▽
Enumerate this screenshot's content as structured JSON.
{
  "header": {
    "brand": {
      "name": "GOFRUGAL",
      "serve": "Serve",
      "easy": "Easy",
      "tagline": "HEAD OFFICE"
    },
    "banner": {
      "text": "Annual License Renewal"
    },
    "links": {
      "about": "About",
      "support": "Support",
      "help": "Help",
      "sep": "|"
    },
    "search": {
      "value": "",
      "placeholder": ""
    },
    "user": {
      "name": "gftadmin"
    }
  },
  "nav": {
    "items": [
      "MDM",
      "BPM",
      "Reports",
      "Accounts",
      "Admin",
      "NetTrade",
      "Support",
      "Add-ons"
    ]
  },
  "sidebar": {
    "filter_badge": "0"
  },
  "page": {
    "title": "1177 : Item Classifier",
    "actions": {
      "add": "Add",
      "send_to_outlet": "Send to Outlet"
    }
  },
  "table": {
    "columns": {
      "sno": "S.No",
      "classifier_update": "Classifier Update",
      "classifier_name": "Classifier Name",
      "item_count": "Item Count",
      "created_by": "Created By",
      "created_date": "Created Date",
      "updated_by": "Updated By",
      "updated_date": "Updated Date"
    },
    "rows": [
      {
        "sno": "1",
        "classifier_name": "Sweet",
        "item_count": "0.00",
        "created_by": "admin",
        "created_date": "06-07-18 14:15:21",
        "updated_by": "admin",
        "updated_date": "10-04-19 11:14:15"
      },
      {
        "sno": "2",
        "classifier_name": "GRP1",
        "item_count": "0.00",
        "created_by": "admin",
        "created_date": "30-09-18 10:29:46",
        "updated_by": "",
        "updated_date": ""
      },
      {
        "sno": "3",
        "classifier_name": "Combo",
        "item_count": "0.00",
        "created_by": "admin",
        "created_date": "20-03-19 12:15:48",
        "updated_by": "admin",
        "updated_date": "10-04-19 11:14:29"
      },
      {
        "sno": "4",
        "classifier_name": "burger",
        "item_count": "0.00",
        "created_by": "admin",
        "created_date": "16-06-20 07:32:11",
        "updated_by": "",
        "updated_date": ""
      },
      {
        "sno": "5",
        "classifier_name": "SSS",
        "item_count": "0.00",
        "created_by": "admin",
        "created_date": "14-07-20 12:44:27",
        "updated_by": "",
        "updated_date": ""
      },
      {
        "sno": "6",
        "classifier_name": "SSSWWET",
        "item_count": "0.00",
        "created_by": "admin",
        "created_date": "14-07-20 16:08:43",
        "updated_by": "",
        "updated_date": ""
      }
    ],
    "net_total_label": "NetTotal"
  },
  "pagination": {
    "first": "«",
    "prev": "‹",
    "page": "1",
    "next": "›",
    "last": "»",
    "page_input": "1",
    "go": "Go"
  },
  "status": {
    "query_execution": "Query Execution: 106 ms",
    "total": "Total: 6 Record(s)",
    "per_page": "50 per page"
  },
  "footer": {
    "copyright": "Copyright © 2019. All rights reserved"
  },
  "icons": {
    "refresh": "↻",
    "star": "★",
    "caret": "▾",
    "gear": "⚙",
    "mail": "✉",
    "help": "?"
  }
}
△
Aim: Output every line above without altering anything.

Response:
Enumerate this screenshot's content as structured JSON.
{
  "header": {
    "brand": {
      "name": "GOFRUGAL",
      "serve": "Serve",
      "easy": "Easy",
      "tagline": "HEAD OFFICE"
    },
    "banner": {
      "text": "Annual License Renewal"
    },
    "links": {
      "about": "About",
      "support": "Support",
      "help": "Help",
      "sep": "|"
    },
    "search": {
      "value": "",
      "placeholder": ""
    },
    "user": {
      "name": "gftadmin"
    }
  },
  "nav": {
    "items": [
      "MDM",
      "BPM",
      "Reports",
      "Accounts",
      "Admin",
      "NetTrade",
      "Support",
      "Add-ons"
    ]
  },
  "sidebar": {
    "filter_badge": "0"
  },
  "page": {
    "title": "1177 : Item Classifier",
    "actions": {
      "add": "Add",
      "send_to_outlet": "Send to Outlet"
    }
  },
  "table": {
    "columns": {
      "sno": "S.No",
      "classifier_update": "Classifier Update",
      "classifier_name": "Classifier Name",
      "item_count": "Item Count",
      "created_by": "Created By",
      "created_date": "Created Date",
      "updated_by": "Updated By",
      "updated_date": "Updated Date"
    },
    "rows": [
      {
        "sno": "1",
        "classifier_name": "Sweet",
        "item_count": "0.00",
        "created_by": "admin",
        "created_date": "06-07-18 14:15:21",
        "updated_by": "admin",
        "updated_date": "10-04-19 11:14:15"
      },
      {
        "sno": "2",
        "classifier_name": "GRP1",
        "item_count": "0.00",
        "created_by": "admin",
        "created_date": "30-09-18 10:29:46",
        "updated_by": "",
        "updated_date": ""
      },
      {
        "sno": "3",
        "classifier_name": "Combo",
        "item_count": "0.00",
        "created_by": "admin",
        "created_date": "20-03-19 12:15:48",
        "updated_by": "admin",
        "updated_date": "10-04-19 11:14:29"
      },
      {
        "sno": "4",
        "classifier_name": "burger",
        "item_count": "0.00",
        "created_by": "admin",
        "created_date": "16-06-20 07:32:11",
        "updated_by": "",
        "updated_date": ""
      },
      {
        "sno": "5",
        "classifier_name": "SSS",
        "item_count": "0.00",
        "created_by": "admin",
        "created_date": "14-07-20 12:44:27",
        "updated_by": "",
        "updated_date": ""
      },
      {
        "sno": "6",
        "classifier_name": "SSSWWET",
        "item_count": "0.00",
        "created_by": "admin",
        "created_date": "14-07-20 16:08:43",
        "updated_by": "",
        "updated_date": ""
      }
    ],
    "net_total_label": "NetTotal"
  },
  "pagination": {
    "first": "«",
    "prev": "‹",
    "page": "1",
    "next": "›",
    "last": "»",
    "page_input": "1",
    "go": "Go"
  },
  "status": {
    "query_execution": "Query Execution: 106 ms",
    "total": "Total: 6 Record(s)",
    "per_page": "50 per page"
  },
  "footer": {
    "copyright": "Copyright © 2019. All rights reserved"
  },
  "icons": {
    "refresh": "↻",
    "star": "★",
    "caret": "▾",
    "gear": "⚙",
    "mail": "✉",
    "help": "?"
  }
}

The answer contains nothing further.